● Directive: Type every record exactly as it appears.

● Records for this task:
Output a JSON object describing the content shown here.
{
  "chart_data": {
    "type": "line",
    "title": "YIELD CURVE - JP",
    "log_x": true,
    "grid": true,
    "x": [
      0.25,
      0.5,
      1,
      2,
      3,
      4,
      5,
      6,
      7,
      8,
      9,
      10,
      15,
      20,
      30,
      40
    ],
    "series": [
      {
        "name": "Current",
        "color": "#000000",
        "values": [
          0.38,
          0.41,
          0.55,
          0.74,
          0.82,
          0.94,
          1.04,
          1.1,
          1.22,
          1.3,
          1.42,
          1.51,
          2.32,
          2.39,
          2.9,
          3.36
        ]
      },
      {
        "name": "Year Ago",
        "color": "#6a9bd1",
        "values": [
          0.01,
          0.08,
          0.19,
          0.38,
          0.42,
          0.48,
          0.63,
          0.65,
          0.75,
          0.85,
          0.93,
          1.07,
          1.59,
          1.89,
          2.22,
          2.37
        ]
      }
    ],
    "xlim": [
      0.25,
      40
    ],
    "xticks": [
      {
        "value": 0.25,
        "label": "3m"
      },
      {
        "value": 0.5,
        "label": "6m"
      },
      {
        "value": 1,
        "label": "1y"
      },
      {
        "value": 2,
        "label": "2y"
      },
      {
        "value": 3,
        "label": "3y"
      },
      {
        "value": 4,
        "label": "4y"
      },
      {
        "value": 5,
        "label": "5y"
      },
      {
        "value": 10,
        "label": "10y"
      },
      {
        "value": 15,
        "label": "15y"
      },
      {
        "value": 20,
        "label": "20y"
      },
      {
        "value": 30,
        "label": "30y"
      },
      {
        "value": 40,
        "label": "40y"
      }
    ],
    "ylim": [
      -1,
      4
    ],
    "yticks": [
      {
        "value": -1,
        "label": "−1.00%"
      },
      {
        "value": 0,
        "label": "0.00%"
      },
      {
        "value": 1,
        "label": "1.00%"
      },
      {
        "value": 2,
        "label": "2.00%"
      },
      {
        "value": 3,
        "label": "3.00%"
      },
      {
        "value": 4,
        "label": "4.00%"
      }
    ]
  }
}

● Response to the exercise:
Output a JSON object describing the content shown here.
{
  "chart_data": {
    "type": "line",
    "title": "YIELD CURVE - JP",
    "log_x": true,
    "grid": true,
    "x": [
      0.25,
      0.5,
      1,
      2,
      3,
      4,
      5,
      6,
      7,
      8,
      9,
      10,
      15,
      20,
      30,
      40
    ],
    "series": [
      {
        "name": "Current",
        "color": "#000000",
        "values": [
          0.38,
          0.41,
          0.55,
          0.74,
          0.82,
          0.94,
          1.04,
          1.1,
          1.22,
          1.3,
          1.42,
          1.51,
          2.32,
          2.39,
          2.9,
          3.36
        ]
      },
      {
        "name": "Year Ago",
        "color": "#6a9bd1",
        "values": [
          0.01,
          0.08,
          0.19,
          0.38,
          0.42,
          0.48,
          0.63,
          0.65,
          0.75,
          0.85,
          0.93,
          1.07,
          1.59,
          1.89,
          2.22,
          2.37
        ]
      }
    ],
    "xlim": [
      0.25,
      40
    ],
    "xticks": [
      {
        "value": 0.25,
        "label": "3m"
      },
      {
        "value": 0.5,
        "label": "6m"
      },
      {
        "value": 1,
        "label": "1y"
      },
      {
        "value": 2,
        "label": "2y"
      },
      {
        "value": 3,
        "label": "3y"
      },
      {
        "value": 4,
        "label": "4y"
      },
      {
        "value": 5,
        "label": "5y"
      },
      {
        "value": 10,
        "label": "10y"
      },
      {
        "value": 15,
        "label": "15y"
      },
      {
        "value": 20,
        "label": "20y"
      },
      {
        "value": 30,
        "label": "30y"
      },
      {
        "value": 40,
        "label": "40y"
      }
    ],
    "ylim": [
      -1,
      4
    ],
    "yticks": [
      {
        "value": -1,
        "label": "−1.00%"
      },
      {
        "value": 0,
        "label": "0.00%"
      },
      {
        "value": 1,
        "label": "1.00%"
      },
      {
        "value": 2,
        "label": "2.00%"
      },
      {
        "value": 3,
        "label": "3.00%"
      },
      {
        "value": 4,
        "label": "4.00%"
      }
    ]
  }
}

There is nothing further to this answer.